▸ **WHAT YOU SHOULD DO**
Within the material below, find each line bearing the word "Signal" and present it.

-- -- --

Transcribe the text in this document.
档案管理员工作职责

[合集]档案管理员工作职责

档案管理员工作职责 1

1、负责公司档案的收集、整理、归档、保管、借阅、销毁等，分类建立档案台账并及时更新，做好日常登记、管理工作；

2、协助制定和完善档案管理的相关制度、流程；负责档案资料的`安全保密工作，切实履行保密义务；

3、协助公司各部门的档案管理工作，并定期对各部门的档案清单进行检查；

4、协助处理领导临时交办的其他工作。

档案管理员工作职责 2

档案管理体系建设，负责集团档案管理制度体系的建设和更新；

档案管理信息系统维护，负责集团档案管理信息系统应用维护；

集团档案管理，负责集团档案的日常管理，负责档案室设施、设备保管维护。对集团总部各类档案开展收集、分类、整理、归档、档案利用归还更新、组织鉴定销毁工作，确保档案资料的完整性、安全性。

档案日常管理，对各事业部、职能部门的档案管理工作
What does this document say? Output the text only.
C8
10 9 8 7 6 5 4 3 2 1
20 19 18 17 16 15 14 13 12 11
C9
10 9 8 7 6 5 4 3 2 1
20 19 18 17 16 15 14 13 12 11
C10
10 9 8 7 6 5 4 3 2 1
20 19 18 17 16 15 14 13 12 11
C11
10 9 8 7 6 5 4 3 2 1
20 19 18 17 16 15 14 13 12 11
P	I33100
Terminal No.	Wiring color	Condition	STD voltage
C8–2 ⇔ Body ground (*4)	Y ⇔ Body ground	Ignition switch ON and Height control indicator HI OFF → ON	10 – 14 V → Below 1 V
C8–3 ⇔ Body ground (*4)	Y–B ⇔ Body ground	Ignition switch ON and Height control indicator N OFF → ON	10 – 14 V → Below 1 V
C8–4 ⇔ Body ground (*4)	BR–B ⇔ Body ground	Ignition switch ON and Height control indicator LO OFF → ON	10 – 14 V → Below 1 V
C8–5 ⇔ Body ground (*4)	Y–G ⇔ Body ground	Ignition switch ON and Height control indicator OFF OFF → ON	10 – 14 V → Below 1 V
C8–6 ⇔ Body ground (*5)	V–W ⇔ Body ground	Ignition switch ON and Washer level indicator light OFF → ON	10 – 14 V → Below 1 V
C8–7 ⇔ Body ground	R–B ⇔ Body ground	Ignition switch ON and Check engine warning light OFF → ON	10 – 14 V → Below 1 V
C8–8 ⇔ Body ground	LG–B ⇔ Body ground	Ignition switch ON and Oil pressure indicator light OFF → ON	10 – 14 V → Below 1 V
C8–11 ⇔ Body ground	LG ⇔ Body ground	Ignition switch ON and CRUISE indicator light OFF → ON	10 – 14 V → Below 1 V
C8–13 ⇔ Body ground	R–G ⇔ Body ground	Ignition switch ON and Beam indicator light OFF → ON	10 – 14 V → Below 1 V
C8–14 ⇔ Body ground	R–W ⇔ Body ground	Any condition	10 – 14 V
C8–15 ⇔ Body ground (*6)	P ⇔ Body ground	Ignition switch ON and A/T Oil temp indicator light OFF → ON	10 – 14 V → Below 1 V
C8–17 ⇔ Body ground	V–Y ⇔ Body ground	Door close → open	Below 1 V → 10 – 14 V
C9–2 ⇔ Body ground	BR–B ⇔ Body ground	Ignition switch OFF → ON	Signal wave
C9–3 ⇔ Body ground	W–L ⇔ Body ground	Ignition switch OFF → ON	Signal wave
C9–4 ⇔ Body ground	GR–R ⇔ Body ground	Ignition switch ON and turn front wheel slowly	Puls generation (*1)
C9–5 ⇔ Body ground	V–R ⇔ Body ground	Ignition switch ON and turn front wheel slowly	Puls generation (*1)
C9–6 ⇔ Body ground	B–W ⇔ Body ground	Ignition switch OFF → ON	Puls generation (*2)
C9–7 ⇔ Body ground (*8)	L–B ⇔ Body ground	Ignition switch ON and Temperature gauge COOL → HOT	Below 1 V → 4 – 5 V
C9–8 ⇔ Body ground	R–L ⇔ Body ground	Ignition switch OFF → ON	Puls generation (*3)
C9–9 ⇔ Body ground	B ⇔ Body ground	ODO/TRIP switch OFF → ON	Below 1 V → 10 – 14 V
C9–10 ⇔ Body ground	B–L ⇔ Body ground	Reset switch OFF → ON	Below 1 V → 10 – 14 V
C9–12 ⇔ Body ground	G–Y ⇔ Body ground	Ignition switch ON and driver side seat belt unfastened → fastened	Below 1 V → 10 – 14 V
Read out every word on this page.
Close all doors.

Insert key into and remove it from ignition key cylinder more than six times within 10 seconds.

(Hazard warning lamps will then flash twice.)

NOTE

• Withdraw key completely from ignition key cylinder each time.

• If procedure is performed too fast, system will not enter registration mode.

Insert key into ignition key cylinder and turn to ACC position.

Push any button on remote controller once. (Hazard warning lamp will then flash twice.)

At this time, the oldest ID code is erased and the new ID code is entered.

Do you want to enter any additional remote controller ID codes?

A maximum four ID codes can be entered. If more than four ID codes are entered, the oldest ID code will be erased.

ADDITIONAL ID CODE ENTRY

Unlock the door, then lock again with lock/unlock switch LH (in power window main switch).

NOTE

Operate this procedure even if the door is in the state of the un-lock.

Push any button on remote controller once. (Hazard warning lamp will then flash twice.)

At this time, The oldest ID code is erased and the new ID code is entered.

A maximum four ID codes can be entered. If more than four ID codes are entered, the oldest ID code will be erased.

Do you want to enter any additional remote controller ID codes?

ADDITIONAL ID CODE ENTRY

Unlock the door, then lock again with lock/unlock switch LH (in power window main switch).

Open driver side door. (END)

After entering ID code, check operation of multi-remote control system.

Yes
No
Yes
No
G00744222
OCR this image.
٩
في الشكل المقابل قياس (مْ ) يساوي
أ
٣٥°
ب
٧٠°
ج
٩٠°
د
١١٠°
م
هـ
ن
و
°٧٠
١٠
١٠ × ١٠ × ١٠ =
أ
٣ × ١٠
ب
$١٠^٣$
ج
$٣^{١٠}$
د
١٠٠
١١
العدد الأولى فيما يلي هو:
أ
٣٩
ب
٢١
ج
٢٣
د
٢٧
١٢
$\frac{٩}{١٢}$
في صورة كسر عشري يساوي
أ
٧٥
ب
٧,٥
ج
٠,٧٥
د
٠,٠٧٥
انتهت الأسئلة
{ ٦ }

-- -- --

▸ **WRITTEN RESPONSE**
C9–2 ⇔ Body ground	BR–B ⇔ Body ground	Ignition switch OFF → ON	Signal wave
C9–3 ⇔ Body ground	W–L ⇔ Body ground	Ignition switch OFF → ON	Signal wave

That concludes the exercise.